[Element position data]

--- START ---

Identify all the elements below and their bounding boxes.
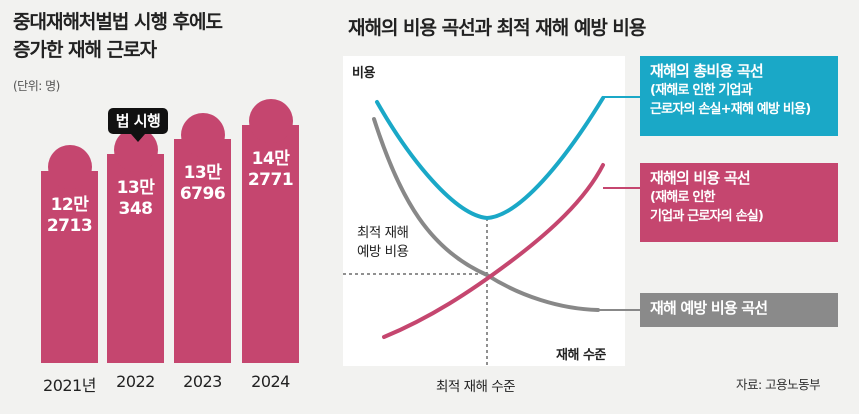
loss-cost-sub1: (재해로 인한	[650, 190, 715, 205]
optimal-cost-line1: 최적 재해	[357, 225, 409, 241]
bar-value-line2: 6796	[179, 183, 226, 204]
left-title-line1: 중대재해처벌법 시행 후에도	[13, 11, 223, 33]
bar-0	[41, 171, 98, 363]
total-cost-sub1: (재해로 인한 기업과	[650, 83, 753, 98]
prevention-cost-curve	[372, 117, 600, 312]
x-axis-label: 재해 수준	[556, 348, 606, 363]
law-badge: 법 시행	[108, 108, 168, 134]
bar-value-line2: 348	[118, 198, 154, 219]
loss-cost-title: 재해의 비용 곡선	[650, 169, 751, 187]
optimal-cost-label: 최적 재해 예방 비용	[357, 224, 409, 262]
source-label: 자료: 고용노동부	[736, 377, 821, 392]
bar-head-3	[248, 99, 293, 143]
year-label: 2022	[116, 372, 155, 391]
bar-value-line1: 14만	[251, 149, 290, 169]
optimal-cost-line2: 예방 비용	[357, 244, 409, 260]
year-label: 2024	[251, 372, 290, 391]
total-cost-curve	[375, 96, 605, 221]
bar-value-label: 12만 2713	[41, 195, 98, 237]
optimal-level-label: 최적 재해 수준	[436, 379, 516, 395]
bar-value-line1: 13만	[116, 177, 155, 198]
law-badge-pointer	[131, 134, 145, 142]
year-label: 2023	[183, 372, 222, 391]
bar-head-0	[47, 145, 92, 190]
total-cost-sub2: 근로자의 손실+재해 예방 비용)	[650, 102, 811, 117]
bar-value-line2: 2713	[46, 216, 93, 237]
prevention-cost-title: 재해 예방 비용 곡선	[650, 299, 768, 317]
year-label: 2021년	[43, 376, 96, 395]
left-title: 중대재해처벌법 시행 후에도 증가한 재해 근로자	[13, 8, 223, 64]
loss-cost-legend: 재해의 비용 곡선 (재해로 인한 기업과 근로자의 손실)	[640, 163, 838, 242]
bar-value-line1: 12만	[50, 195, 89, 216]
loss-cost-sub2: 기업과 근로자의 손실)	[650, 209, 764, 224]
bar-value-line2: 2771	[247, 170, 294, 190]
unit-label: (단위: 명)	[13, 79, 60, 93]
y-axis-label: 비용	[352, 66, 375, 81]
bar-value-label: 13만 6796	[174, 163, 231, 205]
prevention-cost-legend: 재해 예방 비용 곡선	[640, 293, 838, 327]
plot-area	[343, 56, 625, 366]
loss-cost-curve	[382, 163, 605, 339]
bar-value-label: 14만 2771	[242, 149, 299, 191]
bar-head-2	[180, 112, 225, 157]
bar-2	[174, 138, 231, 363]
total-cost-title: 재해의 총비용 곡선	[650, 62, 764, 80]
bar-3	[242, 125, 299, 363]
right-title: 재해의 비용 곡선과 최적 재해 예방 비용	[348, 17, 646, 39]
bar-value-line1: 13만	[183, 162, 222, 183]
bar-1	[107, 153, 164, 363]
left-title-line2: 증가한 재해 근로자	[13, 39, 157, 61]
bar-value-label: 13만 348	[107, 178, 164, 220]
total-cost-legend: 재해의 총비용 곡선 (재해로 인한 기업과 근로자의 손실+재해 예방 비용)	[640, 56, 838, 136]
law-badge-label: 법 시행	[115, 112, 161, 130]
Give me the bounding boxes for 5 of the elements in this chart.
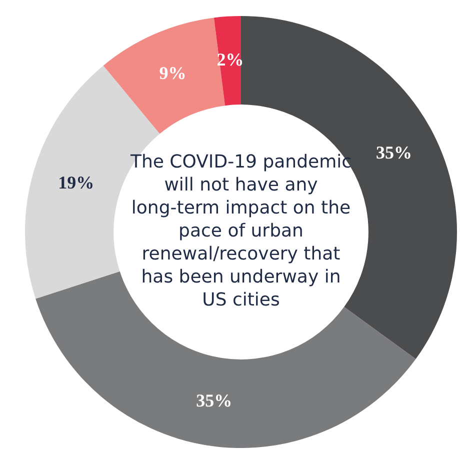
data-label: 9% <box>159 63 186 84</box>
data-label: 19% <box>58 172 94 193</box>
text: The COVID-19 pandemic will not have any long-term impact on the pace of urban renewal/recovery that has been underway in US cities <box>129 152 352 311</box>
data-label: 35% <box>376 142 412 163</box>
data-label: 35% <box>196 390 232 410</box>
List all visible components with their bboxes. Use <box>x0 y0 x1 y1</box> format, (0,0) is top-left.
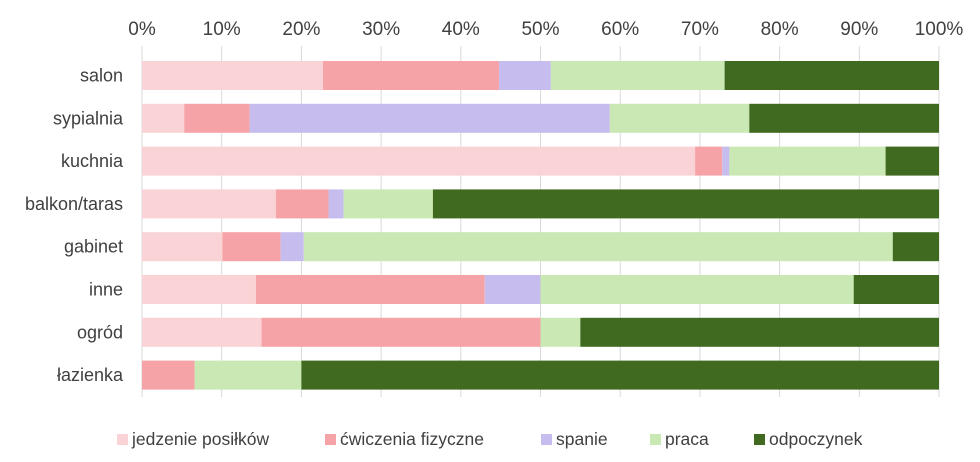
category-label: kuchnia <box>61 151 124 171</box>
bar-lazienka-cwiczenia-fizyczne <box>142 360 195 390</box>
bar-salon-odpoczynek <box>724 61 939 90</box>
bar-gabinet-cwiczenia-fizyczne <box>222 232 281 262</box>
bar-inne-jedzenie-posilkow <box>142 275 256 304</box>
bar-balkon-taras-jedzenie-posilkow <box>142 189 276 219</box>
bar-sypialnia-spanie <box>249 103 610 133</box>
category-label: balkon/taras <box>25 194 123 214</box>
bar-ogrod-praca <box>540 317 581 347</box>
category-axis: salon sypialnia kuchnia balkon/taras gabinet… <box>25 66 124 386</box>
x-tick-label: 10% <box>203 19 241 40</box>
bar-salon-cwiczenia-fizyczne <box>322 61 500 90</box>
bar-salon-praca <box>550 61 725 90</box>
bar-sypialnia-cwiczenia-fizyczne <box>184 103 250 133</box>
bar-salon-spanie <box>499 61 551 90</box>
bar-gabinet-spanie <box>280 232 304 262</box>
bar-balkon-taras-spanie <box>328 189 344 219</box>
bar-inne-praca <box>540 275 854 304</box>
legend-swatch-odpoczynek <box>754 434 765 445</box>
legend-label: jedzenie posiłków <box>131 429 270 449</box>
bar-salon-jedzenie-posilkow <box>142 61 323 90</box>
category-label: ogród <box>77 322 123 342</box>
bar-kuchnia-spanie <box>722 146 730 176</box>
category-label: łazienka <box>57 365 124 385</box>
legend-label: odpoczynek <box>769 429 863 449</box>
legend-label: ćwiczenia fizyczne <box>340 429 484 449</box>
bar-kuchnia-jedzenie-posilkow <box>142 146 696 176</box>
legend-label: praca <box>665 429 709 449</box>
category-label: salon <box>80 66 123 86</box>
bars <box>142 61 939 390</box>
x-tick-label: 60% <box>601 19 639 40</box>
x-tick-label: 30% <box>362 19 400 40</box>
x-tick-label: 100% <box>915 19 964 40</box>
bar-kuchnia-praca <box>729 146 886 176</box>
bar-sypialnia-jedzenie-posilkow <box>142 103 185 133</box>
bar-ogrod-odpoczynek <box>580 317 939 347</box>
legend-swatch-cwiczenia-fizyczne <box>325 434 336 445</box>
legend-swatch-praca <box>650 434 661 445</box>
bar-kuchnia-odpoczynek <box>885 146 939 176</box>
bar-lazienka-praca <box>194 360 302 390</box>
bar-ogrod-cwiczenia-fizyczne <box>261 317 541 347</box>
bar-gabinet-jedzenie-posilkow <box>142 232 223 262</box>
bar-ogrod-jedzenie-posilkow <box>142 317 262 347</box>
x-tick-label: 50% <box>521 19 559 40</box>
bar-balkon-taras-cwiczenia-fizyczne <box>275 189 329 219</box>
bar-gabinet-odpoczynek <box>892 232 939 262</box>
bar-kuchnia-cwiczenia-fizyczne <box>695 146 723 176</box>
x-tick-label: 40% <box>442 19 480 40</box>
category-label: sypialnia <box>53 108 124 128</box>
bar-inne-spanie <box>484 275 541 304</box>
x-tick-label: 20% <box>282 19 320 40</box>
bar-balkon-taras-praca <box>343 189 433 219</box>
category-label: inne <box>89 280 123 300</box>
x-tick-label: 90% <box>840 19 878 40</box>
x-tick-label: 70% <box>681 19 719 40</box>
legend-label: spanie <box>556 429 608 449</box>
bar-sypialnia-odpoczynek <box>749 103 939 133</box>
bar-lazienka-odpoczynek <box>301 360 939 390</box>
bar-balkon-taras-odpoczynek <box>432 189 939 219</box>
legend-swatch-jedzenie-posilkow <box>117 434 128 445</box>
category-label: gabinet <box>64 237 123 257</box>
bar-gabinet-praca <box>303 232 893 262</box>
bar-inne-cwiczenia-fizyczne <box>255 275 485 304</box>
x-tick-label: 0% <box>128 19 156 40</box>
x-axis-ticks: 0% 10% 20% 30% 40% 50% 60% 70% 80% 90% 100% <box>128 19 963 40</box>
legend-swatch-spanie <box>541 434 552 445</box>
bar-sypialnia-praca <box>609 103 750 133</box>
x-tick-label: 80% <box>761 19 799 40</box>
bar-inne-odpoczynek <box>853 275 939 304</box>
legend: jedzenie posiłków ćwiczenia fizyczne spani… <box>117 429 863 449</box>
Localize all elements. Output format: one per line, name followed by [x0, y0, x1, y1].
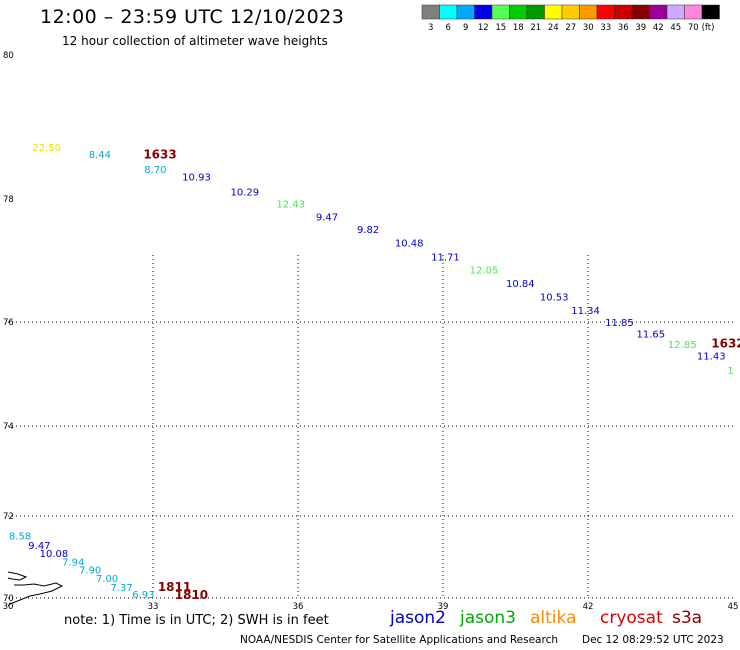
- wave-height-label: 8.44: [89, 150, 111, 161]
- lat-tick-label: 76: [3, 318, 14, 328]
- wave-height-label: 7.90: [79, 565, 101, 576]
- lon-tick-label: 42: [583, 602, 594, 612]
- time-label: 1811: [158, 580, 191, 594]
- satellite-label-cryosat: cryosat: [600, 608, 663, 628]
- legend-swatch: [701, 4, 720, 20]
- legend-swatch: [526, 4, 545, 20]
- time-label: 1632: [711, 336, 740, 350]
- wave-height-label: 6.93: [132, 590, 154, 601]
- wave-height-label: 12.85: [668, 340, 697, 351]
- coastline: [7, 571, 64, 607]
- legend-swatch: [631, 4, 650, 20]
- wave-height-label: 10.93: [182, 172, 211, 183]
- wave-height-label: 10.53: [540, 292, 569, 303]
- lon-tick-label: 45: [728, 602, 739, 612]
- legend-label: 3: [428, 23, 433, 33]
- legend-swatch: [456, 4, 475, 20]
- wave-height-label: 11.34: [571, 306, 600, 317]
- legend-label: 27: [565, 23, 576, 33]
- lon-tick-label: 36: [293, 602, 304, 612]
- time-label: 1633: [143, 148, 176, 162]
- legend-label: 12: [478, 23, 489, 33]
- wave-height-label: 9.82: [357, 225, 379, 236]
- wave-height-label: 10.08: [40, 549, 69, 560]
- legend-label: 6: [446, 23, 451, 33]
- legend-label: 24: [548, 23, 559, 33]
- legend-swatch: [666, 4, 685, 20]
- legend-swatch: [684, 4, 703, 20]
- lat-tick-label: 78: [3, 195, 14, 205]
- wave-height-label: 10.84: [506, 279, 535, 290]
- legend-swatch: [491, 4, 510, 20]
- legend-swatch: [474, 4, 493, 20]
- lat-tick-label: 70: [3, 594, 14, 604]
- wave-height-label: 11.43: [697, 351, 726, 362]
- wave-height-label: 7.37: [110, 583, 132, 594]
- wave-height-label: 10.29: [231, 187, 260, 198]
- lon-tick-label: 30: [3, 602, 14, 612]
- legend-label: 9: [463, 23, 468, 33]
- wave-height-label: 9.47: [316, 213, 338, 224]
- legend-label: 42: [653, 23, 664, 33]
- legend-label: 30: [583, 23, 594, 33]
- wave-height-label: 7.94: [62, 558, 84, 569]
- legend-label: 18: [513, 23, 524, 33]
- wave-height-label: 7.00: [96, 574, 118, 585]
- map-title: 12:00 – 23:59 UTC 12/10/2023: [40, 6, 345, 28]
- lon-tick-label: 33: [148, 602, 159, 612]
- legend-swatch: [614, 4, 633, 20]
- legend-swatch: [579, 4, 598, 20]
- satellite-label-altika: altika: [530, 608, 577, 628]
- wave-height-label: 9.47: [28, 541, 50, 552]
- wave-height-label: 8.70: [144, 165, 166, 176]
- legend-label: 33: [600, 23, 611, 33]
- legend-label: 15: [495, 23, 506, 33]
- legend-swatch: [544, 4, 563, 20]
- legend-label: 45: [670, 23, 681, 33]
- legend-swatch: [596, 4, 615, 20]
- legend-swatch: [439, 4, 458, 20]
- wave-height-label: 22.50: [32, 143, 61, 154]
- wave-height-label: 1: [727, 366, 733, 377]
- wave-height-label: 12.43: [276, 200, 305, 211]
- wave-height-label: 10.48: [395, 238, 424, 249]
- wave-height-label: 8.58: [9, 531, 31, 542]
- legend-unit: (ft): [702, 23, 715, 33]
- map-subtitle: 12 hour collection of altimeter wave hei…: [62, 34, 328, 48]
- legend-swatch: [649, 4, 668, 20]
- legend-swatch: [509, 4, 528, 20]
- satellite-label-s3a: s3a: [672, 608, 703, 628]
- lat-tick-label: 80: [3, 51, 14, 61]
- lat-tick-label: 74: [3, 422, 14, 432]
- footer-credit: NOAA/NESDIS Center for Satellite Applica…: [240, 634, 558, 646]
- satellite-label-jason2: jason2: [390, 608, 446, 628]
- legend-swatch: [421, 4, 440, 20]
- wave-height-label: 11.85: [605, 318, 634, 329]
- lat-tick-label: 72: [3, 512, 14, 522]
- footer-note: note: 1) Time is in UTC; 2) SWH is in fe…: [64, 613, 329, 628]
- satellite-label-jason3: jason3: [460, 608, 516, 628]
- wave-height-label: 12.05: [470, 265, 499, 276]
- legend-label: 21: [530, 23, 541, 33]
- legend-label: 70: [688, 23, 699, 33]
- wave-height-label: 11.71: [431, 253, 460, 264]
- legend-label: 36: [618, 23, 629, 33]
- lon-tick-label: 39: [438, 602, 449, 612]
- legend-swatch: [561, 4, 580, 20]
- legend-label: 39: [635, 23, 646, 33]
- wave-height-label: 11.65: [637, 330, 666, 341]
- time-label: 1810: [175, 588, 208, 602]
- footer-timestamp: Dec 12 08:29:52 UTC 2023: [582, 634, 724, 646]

--- END ---

▶ Instruction:
Show every line of the records that contains the string "bounding", matching case exactly.

▶ Output:
Identify all the elements below and their bounding boxes.
Give me the bounding boxes for 5 of the elements in this chart.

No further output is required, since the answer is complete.